▶ INSTRUCTION: Would you quote the material below in full and unchanged?

▶ DATASET ENTRIES:
■ ■ ■
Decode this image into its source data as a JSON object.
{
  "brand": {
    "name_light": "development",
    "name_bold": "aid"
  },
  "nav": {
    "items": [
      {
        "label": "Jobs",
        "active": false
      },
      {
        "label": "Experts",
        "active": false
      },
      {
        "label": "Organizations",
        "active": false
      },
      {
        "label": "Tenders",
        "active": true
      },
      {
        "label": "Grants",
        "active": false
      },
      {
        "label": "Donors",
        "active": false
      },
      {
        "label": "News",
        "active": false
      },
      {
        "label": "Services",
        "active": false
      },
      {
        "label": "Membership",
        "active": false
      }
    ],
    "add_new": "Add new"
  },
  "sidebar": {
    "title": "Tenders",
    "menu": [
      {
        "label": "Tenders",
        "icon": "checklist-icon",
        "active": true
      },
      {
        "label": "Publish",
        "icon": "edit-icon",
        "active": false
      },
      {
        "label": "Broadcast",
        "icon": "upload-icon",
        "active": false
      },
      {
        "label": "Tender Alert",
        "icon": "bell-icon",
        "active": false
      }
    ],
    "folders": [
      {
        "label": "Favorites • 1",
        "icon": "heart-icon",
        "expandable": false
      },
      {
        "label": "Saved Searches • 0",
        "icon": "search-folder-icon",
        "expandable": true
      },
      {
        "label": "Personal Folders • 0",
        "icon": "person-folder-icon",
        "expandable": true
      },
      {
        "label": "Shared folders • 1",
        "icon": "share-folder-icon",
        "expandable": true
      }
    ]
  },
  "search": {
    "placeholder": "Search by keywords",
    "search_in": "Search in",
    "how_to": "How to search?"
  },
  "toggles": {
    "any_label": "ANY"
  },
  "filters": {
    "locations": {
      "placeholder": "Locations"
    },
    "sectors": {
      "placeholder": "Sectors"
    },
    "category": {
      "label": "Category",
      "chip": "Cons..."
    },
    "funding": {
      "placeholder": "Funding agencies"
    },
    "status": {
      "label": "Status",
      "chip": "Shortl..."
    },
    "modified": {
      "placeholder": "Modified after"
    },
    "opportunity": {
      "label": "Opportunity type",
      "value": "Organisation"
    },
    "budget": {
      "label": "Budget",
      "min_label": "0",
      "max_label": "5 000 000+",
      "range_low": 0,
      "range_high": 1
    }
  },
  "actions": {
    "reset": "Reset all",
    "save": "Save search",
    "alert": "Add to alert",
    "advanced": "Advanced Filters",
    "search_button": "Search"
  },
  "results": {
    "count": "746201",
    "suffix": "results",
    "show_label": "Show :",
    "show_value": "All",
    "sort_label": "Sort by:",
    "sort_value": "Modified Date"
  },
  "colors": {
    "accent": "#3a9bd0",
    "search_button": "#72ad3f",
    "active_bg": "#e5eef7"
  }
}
■ ■ ■
▶ THE OUTPUT:
Decode this image into its source data as a JSON object.
{
  "brand": {
    "name_light": "development",
    "name_bold": "aid"
  },
  "nav": {
    "items": [
      {
        "label": "Jobs",
        "active": false
      },
      {
        "label": "Experts",
        "active": false
      },
      {
        "label": "Organizations",
        "active": false
      },
      {
        "label": "Tenders",
        "active": true
      },
      {
        "label": "Grants",
        "active": false
      },
      {
        "label": "Donors",
        "active": false
      },
      {
        "label": "News",
        "active": false
      },
      {
        "label": "Services",
        "active": false
      },
      {
        "label": "Membership",
        "active": false
      }
    ],
    "add_new": "Add new"
  },
  "sidebar": {
    "title": "Tenders",
    "menu": [
      {
        "label": "Tenders",
        "icon": "checklist-icon",
        "active": true
      },
      {
        "label": "Publish",
        "icon": "edit-icon",
        "active": false
      },
      {
        "label": "Broadcast",
        "icon": "upload-icon",
        "active": false
      },
      {
        "label": "Tender Alert",
        "icon": "bell-icon",
        "active": false
      }
    ],
    "folders": [
      {
        "label": "Favorites • 1",
        "icon": "heart-icon",
        "expandable": false
      },
      {
        "label": "Saved Searches • 0",
        "icon": "search-folder-icon",
        "expandable": true
      },
      {
        "label": "Personal Folders • 0",
        "icon": "person-folder-icon",
        "expandable": true
      },
      {
        "label": "Shared folders • 1",
        "icon": "share-folder-icon",
        "expandable": true
      }
    ]
  },
  "search": {
    "placeholder": "Search by keywords",
    "search_in": "Search in",
    "how_to": "How to search?"
  },
  "toggles": {
    "any_label": "ANY"
  },
  "filters": {
    "locations": {
      "placeholder": "Locations"
    },
    "sectors": {
      "placeholder": "Sectors"
    },
    "category": {
      "label": "Category",
      "chip": "Cons..."
    },
    "funding": {
      "placeholder": "Funding agencies"
    },
    "status": {
      "label": "Status",
      "chip": "Shortl..."
    },
    "modified": {
      "placeholder": "Modified after"
    },
    "opportunity": {
      "label": "Opportunity type",
      "value": "Organisation"
    },
    "budget": {
      "label": "Budget",
      "min_label": "0",
      "max_label": "5 000 000+",
      "range_low": 0,
      "range_high": 1
    }
  },
  "actions": {
    "reset": "Reset all",
    "save": "Save search",
    "alert": "Add to alert",
    "advanced": "Advanced Filters",
    "search_button": "Search"
  },
  "results": {
    "count": "746201",
    "suffix": "results",
    "show_label": "Show :",
    "show_value": "All",
    "sort_label": "Sort by:",
    "sort_value": "Modified Date"
  },
  "colors": {
    "accent": "#3a9bd0",
    "search_button": "#72ad3f",
    "active_bg": "#e5eef7"
  }
}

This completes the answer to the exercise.